WHAT THE TASK ASKS. Repeat the listing exactly as given, omitting every image.

** Start DATASET EXCERPTS **

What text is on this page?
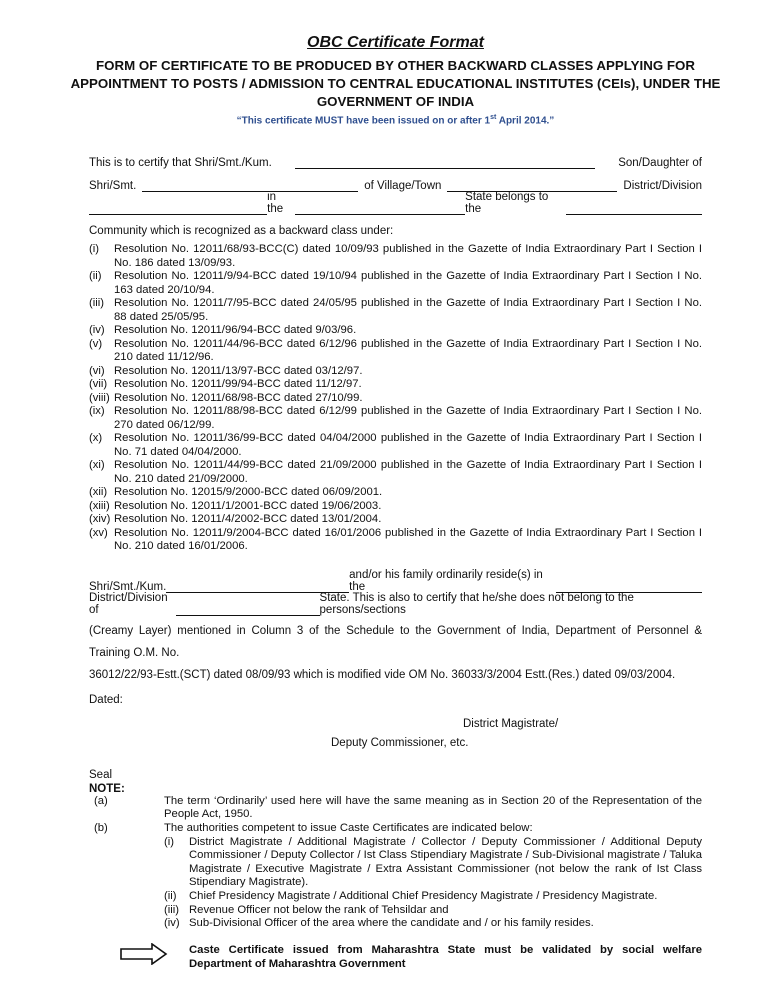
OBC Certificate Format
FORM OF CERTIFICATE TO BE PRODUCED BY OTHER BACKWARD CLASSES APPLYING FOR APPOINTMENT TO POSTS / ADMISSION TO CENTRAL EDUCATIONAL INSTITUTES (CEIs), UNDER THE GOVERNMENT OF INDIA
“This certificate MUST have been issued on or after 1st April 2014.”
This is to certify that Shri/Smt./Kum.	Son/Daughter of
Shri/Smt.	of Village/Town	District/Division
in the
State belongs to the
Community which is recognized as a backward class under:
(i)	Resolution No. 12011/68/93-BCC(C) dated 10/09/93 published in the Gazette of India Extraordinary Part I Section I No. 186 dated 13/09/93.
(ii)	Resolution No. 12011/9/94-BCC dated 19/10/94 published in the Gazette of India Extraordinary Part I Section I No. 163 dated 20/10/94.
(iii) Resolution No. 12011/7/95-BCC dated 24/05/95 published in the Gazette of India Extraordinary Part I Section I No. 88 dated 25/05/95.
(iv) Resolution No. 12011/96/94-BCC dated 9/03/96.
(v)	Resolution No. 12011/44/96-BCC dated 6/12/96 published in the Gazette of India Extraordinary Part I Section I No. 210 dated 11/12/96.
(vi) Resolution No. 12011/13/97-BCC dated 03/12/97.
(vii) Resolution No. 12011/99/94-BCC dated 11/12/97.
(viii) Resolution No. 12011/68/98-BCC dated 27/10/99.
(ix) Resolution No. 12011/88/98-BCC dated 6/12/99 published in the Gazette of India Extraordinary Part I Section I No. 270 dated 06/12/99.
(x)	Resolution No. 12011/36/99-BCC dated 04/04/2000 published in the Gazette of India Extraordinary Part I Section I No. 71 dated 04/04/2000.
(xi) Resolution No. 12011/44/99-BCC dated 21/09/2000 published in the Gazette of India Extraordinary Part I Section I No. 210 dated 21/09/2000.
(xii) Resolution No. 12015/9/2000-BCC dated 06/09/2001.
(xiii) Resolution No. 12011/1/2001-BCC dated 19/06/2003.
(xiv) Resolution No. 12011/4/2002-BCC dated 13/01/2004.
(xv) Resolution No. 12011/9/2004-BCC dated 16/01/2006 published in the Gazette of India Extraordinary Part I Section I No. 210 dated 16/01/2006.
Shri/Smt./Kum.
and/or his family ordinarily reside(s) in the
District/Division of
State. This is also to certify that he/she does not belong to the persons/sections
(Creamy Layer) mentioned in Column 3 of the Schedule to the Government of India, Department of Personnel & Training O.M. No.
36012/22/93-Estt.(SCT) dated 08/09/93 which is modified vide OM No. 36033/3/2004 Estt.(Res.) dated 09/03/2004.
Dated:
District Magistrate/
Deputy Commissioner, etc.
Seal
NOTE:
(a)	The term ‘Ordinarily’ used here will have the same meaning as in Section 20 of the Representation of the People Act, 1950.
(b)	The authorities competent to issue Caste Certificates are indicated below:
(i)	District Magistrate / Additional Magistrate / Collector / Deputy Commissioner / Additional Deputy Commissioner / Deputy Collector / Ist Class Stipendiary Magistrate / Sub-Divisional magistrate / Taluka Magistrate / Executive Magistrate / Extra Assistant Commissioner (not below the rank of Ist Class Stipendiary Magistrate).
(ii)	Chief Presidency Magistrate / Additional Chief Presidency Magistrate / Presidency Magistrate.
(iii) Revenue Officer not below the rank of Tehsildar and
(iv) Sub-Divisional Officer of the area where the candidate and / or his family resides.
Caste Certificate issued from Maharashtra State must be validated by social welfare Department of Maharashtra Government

** End DATASET EXCERPTS **

EXERCISE OUTPUT.
What text is on this page?
OBC Certificate Format
FORM OF CERTIFICATE TO BE PRODUCED BY OTHER BACKWARD CLASSES APPLYING FOR APPOINTMENT TO POSTS / ADMISSION TO CENTRAL EDUCATIONAL INSTITUTES (CEIs), UNDER THE GOVERNMENT OF INDIA
“This certificate MUST have been issued on or after 1st April 2014.”
This is to certify that Shri/Smt./Kum.	Son/Daughter of
Shri/Smt.	of Village/Town	District/Division
in the
State belongs to the
Community which is recognized as a backward class under:
(i)	Resolution No. 12011/68/93-BCC(C) dated 10/09/93 published in the Gazette of India Extraordinary Part I Section I No. 186 dated 13/09/93.
(ii)	Resolution No. 12011/9/94-BCC dated 19/10/94 published in the Gazette of India Extraordinary Part I Section I No. 163 dated 20/10/94.
(iii) Resolution No. 12011/7/95-BCC dated 24/05/95 published in the Gazette of India Extraordinary Part I Section I No. 88 dated 25/05/95.
(iv) Resolution No. 12011/96/94-BCC dated 9/03/96.
(v)	Resolution No. 12011/44/96-BCC dated 6/12/96 published in the Gazette of India Extraordinary Part I Section I No. 210 dated 11/12/96.
(vi) Resolution No. 12011/13/97-BCC dated 03/12/97.
(vii) Resolution No. 12011/99/94-BCC dated 11/12/97.
(viii) Resolution No. 12011/68/98-BCC dated 27/10/99.
(ix) Resolution No. 12011/88/98-BCC dated 6/12/99 published in the Gazette of India Extraordinary Part I Section I No. 270 dated 06/12/99.
(x)	Resolution No. 12011/36/99-BCC dated 04/04/2000 published in the Gazette of India Extraordinary Part I Section I No. 71 dated 04/04/2000.
(xi) Resolution No. 12011/44/99-BCC dated 21/09/2000 published in the Gazette of India Extraordinary Part I Section I No. 210 dated 21/09/2000.
(xii) Resolution No. 12015/9/2000-BCC dated 06/09/2001.
(xiii) Resolution No. 12011/1/2001-BCC dated 19/06/2003.
(xiv) Resolution No. 12011/4/2002-BCC dated 13/01/2004.
(xv) Resolution No. 12011/9/2004-BCC dated 16/01/2006 published in the Gazette of India Extraordinary Part I Section I No. 210 dated 16/01/2006.
Shri/Smt./Kum.
and/or his family ordinarily reside(s) in the
District/Division of
State. This is also to certify that he/she does not belong to the persons/sections
(Creamy Layer) mentioned in Column 3 of the Schedule to the Government of India, Department of Personnel & Training O.M. No.
36012/22/93-Estt.(SCT) dated 08/09/93 which is modified vide OM No. 36033/3/2004 Estt.(Res.) dated 09/03/2004.
Dated:
District Magistrate/
Deputy Commissioner, etc.
Seal
NOTE:
(a)	The term ‘Ordinarily’ used here will have the same meaning as in Section 20 of the Representation of the People Act, 1950.
(b)	The authorities competent to issue Caste Certificates are indicated below:
(i)	District Magistrate / Additional Magistrate / Collector / Deputy Commissioner / Additional Deputy Commissioner / Deputy Collector / Ist Class Stipendiary Magistrate / Sub-Divisional magistrate / Taluka Magistrate / Executive Magistrate / Extra Assistant Commissioner (not below the rank of Ist Class Stipendiary Magistrate).
(ii)	Chief Presidency Magistrate / Additional Chief Presidency Magistrate / Presidency Magistrate.
(iii) Revenue Officer not below the rank of Tehsildar and
(iv) Sub-Divisional Officer of the area where the candidate and / or his family resides.
Caste Certificate issued from Maharashtra State must be validated by social welfare Department of Maharashtra Government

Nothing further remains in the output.